> PROVIDED MATERIAL
┄┄┄┄┄┄┄┄┄┄

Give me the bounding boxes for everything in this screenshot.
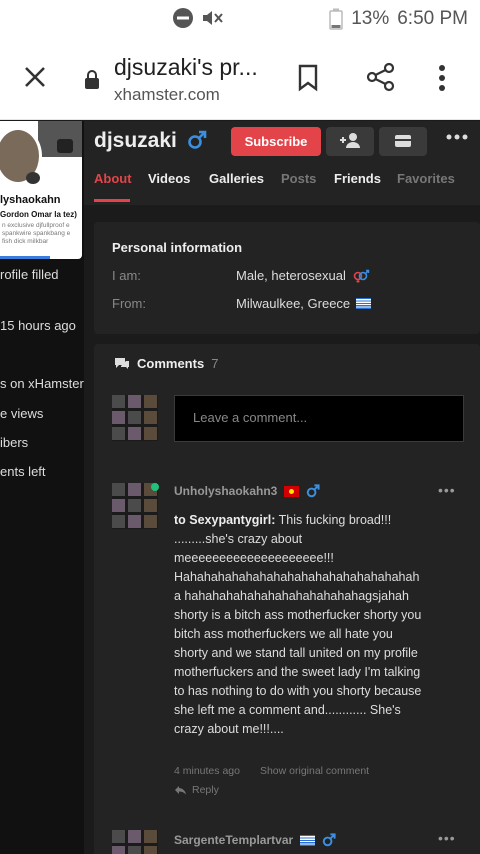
tab-favorites[interactable]: Favorites (397, 171, 455, 186)
clock: 6:50 PM (397, 8, 468, 29)
profile-header: djsuzaki Subscribe About Videos Gallerie… (84, 121, 480, 205)
tab-galleries[interactable]: Galleries (209, 171, 264, 186)
url-text[interactable]: xhamster.com (114, 85, 220, 105)
profile-tabs: About Videos Galleries Posts Friends Fav… (84, 169, 480, 205)
mute-icon (203, 11, 223, 25)
profile-username: djsuzaki (94, 129, 177, 152)
heterosexual-icon (353, 269, 370, 282)
sidebar-item: e views (0, 406, 44, 421)
more-horiz-icon[interactable] (446, 134, 468, 140)
battery-icon (329, 8, 343, 30)
sidebar-item: ibers (0, 435, 29, 450)
card-subtitle: Gordon Omar la tez) (0, 210, 77, 219)
sidebar-item: rofile filled (0, 267, 59, 282)
sidebar-item: s on xHamster (0, 376, 84, 391)
personal-info-title: Personal information (112, 240, 243, 255)
battery-percent: 13% (351, 8, 390, 29)
commenter-avatar[interactable] (112, 830, 158, 854)
camera-icon[interactable] (26, 172, 40, 184)
greece-flag-icon (356, 298, 372, 309)
male-icon (188, 130, 207, 149)
macedonia-flag-icon (284, 485, 300, 497)
tab-posts[interactable]: Posts (281, 171, 316, 186)
i-am-value: Male, heterosexual (236, 268, 346, 283)
online-indicator (151, 483, 159, 491)
bookmark-icon[interactable] (297, 64, 319, 92)
from-label: From: (112, 296, 146, 311)
comment-input[interactable]: Leave a comment... (174, 395, 464, 442)
greece-flag-icon (300, 834, 316, 846)
comment-author[interactable]: Unholyshaokahn3 (174, 484, 277, 498)
commenter-avatar[interactable] (112, 483, 158, 529)
page-title: djsuzaki's pr... (114, 54, 258, 80)
profile-progress-bar (0, 256, 50, 259)
i-am-label: I am: (112, 268, 141, 283)
page-content: lyshaokahn Gordon Omar la tez) n exclusi… (0, 121, 480, 854)
sidebar-item: 15 hours ago (0, 318, 76, 333)
active-tab-indicator (94, 199, 130, 202)
message-button[interactable] (379, 127, 427, 156)
add-friend-button[interactable] (326, 127, 374, 156)
comment-body: to Sexypantygirl: This fucking broad!!! … (174, 511, 424, 739)
comment-more-icon[interactable]: ••• (438, 830, 456, 846)
subscribe-button[interactable]: Subscribe (231, 127, 321, 156)
more-vert-icon[interactable] (438, 64, 446, 92)
show-original-link[interactable]: Show original comment (260, 765, 369, 777)
card-username: lyshaokahn (0, 194, 61, 206)
do-not-disturb-icon (173, 8, 193, 28)
share-icon[interactable] (366, 62, 396, 92)
tab-videos[interactable]: Videos (148, 171, 190, 186)
close-icon[interactable] (22, 64, 48, 90)
comments-title: Comments (137, 356, 205, 371)
sidebar-item: ents left (0, 464, 46, 479)
tab-about[interactable]: About (94, 171, 132, 186)
profile-card[interactable]: lyshaokahn Gordon Omar la tez) n exclusi… (0, 121, 82, 259)
male-icon (322, 833, 336, 847)
my-avatar (112, 395, 158, 441)
comment-author[interactable]: SargenteTemplartvar (174, 833, 293, 847)
comment-text: This fucking broad!!! .........she's cra… (174, 513, 422, 736)
reply-button[interactable]: Reply (174, 784, 219, 796)
status-bar: 13% 6:50 PM (0, 0, 480, 38)
personal-info-panel: Personal information I am: Male, heteros… (94, 222, 480, 334)
lock-icon (85, 70, 99, 89)
from-value[interactable]: Milwaulkee, Greece (236, 296, 350, 311)
comments-count: 7 (211, 356, 219, 371)
tab-friends[interactable]: Friends (334, 171, 381, 186)
male-icon (307, 484, 320, 498)
left-sidebar: lyshaokahn Gordon Omar la tez) n exclusi… (0, 121, 84, 854)
reply-icon (175, 786, 186, 795)
comments-icon (115, 358, 129, 369)
message-icon (395, 135, 411, 147)
camera-icon[interactable] (57, 139, 73, 153)
add-friend-icon (340, 133, 360, 148)
reply-label: Reply (192, 784, 219, 796)
comment-reply-to[interactable]: to Sexypantygirl: (174, 513, 275, 527)
browser-toolbar: djsuzaki's pr... xhamster.com (0, 38, 480, 120)
comment-more-icon[interactable]: ••• (438, 482, 456, 498)
comment-time: 4 minutes ago (174, 765, 240, 777)
comments-panel: Comments 7 Leave a comment... Unholyshao… (94, 344, 480, 854)
card-bio: n exclusive djfullproof e spankwire span… (2, 222, 71, 245)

┄┄┄┄┄┄┄┄┄┄

> WRITTEN TASK
Write out every item above verbatim, leaving out the picture.

> FULL OUTPUT
Give me the bounding boxes for everything in this screenshot.
tab-favorites[interactable]: Favorites (397, 171, 455, 186)
clock: 6:50 PM (397, 8, 468, 29)
profile-header: djsuzaki Subscribe About Videos Gallerie… (84, 121, 480, 205)
tab-galleries[interactable]: Galleries (209, 171, 264, 186)
url-text[interactable]: xhamster.com (114, 85, 220, 105)
profile-tabs: About Videos Galleries Posts Friends Fav… (84, 169, 480, 205)
mute-icon (203, 11, 223, 25)
profile-username: djsuzaki (94, 129, 177, 152)
heterosexual-icon (353, 269, 370, 282)
sidebar-item: e views (0, 406, 44, 421)
more-horiz-icon[interactable] (446, 134, 468, 140)
battery-icon (329, 8, 343, 30)
sidebar-item: ibers (0, 435, 29, 450)
card-subtitle: Gordon Omar la tez) (0, 210, 77, 219)
sidebar-item: rofile filled (0, 267, 59, 282)
sidebar-item: s on xHamster (0, 376, 84, 391)
personal-info-title: Personal information (112, 240, 243, 255)
battery-percent: 13% (351, 8, 390, 29)
commenter-avatar[interactable] (112, 830, 158, 854)
camera-icon[interactable] (26, 172, 40, 184)
greece-flag-icon (356, 298, 372, 309)
male-icon (188, 130, 207, 149)
macedonia-flag-icon (284, 485, 300, 497)
tab-posts[interactable]: Posts (281, 171, 316, 186)
i-am-value: Male, heterosexual (236, 268, 346, 283)
online-indicator (151, 483, 159, 491)
bookmark-icon[interactable] (297, 64, 319, 92)
from-label: From: (112, 296, 146, 311)
comment-input[interactable]: Leave a comment... (174, 395, 464, 442)
greece-flag-icon (300, 834, 316, 846)
comment-author[interactable]: Unholyshaokahn3 (174, 484, 277, 498)
commenter-avatar[interactable] (112, 483, 158, 529)
page-title: djsuzaki's pr... (114, 54, 258, 80)
profile-progress-bar (0, 256, 50, 259)
i-am-label: I am: (112, 268, 141, 283)
page-content: lyshaokahn Gordon Omar la tez) n exclusi… (0, 121, 480, 854)
sidebar-item: 15 hours ago (0, 318, 76, 333)
active-tab-indicator (94, 199, 130, 202)
message-button[interactable] (379, 127, 427, 156)
add-friend-button[interactable] (326, 127, 374, 156)
comment-body: to Sexypantygirl: This fucking broad!!! … (174, 511, 424, 739)
comment-more-icon[interactable]: ••• (438, 830, 456, 846)
subscribe-button[interactable]: Subscribe (231, 127, 321, 156)
more-vert-icon[interactable] (438, 64, 446, 92)
show-original-link[interactable]: Show original comment (260, 765, 369, 777)
card-username: lyshaokahn (0, 194, 61, 206)
do-not-disturb-icon (173, 8, 193, 28)
share-icon[interactable] (366, 62, 396, 92)
tab-videos[interactable]: Videos (148, 171, 190, 186)
close-icon[interactable] (22, 64, 48, 90)
comments-title: Comments (137, 356, 205, 371)
sidebar-item: ents left (0, 464, 46, 479)
tab-about[interactable]: About (94, 171, 132, 186)
profile-card[interactable]: lyshaokahn Gordon Omar la tez) n exclusi… (0, 121, 82, 259)
male-icon (322, 833, 336, 847)
my-avatar (112, 395, 158, 441)
comment-author[interactable]: SargenteTemplartvar (174, 833, 293, 847)
comment-text: This fucking broad!!! .........she's cra… (174, 513, 422, 736)
reply-button[interactable]: Reply (174, 784, 219, 796)
status-bar: 13% 6:50 PM (0, 0, 480, 38)
personal-info-panel: Personal information I am: Male, heteros… (94, 222, 480, 334)
lock-icon (85, 70, 99, 89)
from-value[interactable]: Milwaulkee, Greece (236, 296, 350, 311)
comments-count: 7 (211, 356, 219, 371)
tab-friends[interactable]: Friends (334, 171, 381, 186)
male-icon (307, 484, 320, 498)
left-sidebar: lyshaokahn Gordon Omar la tez) n exclusi… (0, 121, 84, 854)
reply-icon (175, 786, 186, 795)
comments-icon (115, 358, 129, 369)
message-icon (395, 135, 411, 147)
camera-icon[interactable] (57, 139, 73, 153)
add-friend-icon (340, 133, 360, 148)
reply-label: Reply (192, 784, 219, 796)
comment-reply-to[interactable]: to Sexypantygirl: (174, 513, 275, 527)
browser-toolbar: djsuzaki's pr... xhamster.com (0, 38, 480, 120)
comment-more-icon[interactable]: ••• (438, 482, 456, 498)
comment-time: 4 minutes ago (174, 765, 240, 777)
comments-panel: Comments 7 Leave a comment... Unholyshao… (94, 344, 480, 854)
card-bio: n exclusive djfullproof e spankwire span… (2, 222, 71, 245)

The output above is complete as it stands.